Excerpts from a figure dataset
________________
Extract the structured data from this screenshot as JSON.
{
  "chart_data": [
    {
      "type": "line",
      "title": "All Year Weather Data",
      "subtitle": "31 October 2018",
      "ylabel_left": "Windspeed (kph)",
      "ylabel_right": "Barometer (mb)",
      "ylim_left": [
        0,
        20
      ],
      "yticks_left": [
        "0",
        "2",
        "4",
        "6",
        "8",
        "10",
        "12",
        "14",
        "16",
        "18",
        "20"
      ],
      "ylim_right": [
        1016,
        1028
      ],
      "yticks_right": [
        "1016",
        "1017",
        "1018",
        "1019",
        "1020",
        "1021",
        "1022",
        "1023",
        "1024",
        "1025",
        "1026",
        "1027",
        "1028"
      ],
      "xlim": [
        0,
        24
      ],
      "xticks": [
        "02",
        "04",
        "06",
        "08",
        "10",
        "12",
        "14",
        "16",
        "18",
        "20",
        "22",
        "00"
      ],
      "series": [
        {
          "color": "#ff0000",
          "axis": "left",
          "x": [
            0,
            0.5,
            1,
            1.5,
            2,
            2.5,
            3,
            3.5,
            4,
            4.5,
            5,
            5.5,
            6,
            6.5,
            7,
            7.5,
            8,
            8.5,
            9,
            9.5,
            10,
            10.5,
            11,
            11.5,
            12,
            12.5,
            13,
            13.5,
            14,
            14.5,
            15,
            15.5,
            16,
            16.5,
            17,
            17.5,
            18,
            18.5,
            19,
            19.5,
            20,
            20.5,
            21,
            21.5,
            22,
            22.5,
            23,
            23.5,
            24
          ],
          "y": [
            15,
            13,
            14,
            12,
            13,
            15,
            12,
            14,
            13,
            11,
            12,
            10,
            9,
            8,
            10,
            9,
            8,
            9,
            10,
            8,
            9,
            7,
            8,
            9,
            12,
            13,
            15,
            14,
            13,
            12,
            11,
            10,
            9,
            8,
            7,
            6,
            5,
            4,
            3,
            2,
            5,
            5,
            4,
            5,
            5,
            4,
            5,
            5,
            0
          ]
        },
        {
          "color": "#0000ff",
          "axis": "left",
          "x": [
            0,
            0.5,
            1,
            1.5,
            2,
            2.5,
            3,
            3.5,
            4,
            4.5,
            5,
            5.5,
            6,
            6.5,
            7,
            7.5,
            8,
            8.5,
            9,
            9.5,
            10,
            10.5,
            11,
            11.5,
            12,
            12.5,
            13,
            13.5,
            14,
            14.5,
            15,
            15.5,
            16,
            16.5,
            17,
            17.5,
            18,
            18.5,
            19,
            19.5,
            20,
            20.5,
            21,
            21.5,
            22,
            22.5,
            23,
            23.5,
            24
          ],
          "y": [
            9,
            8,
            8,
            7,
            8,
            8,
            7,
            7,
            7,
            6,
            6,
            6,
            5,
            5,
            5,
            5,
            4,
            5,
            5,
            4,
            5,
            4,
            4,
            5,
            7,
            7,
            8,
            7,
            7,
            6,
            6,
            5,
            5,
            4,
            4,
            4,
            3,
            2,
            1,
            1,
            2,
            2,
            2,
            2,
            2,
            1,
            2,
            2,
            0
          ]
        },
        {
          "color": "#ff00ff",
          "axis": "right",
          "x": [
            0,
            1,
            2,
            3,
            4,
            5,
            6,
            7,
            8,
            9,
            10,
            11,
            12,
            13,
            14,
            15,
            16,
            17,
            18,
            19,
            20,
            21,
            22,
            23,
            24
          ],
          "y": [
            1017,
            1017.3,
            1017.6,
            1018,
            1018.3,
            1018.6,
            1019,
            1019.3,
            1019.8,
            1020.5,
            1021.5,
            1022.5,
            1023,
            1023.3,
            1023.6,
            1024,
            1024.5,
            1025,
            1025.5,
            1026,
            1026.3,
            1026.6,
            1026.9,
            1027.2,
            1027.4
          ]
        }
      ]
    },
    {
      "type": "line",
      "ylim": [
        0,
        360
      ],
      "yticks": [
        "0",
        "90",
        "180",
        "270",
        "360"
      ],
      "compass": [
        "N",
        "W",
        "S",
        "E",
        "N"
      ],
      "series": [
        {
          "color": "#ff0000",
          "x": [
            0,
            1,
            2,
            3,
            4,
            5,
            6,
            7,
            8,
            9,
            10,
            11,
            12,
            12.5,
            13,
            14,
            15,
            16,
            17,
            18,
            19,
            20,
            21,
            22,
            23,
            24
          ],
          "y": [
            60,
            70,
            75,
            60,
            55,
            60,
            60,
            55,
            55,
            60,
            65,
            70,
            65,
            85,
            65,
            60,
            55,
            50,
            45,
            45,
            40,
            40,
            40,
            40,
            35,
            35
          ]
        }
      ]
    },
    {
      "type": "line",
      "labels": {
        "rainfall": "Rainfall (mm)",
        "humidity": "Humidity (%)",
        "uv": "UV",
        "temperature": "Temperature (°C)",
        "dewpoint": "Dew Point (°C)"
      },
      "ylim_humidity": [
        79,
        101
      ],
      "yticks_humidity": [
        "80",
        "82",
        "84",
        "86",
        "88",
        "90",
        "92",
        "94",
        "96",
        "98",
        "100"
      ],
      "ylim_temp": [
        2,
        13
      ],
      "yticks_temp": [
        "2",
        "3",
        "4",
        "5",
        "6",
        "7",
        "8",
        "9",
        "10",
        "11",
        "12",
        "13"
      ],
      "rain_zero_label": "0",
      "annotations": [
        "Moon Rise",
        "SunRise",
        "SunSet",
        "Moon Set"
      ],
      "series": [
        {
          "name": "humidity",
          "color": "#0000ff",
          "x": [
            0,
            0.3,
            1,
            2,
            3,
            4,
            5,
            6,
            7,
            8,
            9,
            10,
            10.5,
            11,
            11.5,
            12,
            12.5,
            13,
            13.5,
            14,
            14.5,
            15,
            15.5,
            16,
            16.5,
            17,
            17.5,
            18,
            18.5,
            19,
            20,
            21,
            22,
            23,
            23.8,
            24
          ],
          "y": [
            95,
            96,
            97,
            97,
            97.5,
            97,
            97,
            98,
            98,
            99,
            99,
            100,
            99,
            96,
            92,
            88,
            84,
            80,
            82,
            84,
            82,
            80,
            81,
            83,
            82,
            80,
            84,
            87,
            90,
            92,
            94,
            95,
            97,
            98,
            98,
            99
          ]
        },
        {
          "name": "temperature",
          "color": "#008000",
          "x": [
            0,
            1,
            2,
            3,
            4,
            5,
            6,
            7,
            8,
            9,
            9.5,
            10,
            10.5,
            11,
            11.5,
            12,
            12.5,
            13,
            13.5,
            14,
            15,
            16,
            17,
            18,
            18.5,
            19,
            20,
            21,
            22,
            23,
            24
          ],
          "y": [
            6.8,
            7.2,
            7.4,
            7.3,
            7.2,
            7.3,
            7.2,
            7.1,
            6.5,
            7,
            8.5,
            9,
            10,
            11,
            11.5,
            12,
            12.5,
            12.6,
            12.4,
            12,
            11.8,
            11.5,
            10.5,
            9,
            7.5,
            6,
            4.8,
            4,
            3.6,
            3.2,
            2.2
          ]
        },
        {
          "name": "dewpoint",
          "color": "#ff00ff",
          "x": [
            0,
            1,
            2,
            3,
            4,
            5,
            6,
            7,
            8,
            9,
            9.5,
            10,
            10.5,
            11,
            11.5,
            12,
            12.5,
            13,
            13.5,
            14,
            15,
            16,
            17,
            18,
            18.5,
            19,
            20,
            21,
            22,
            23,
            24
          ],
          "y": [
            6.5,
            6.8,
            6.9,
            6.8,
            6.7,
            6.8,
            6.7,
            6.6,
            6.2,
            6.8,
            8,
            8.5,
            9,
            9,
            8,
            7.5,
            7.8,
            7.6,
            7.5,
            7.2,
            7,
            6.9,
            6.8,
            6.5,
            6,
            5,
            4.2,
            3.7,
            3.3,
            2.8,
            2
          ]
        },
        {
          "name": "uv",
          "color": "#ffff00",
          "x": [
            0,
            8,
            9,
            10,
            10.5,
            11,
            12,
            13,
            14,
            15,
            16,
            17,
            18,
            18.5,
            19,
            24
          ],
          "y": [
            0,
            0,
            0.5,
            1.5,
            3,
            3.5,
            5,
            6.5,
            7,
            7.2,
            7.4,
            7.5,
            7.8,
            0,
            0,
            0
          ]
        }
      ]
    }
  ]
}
________________
[EXERCISE TASK]: Scan the listing above. Gather each line that contains the word "name".

[THE RESULT]:
          "name": "humidity",
          "name": "temperature",
          "name": "dewpoint",
          "name": "uv",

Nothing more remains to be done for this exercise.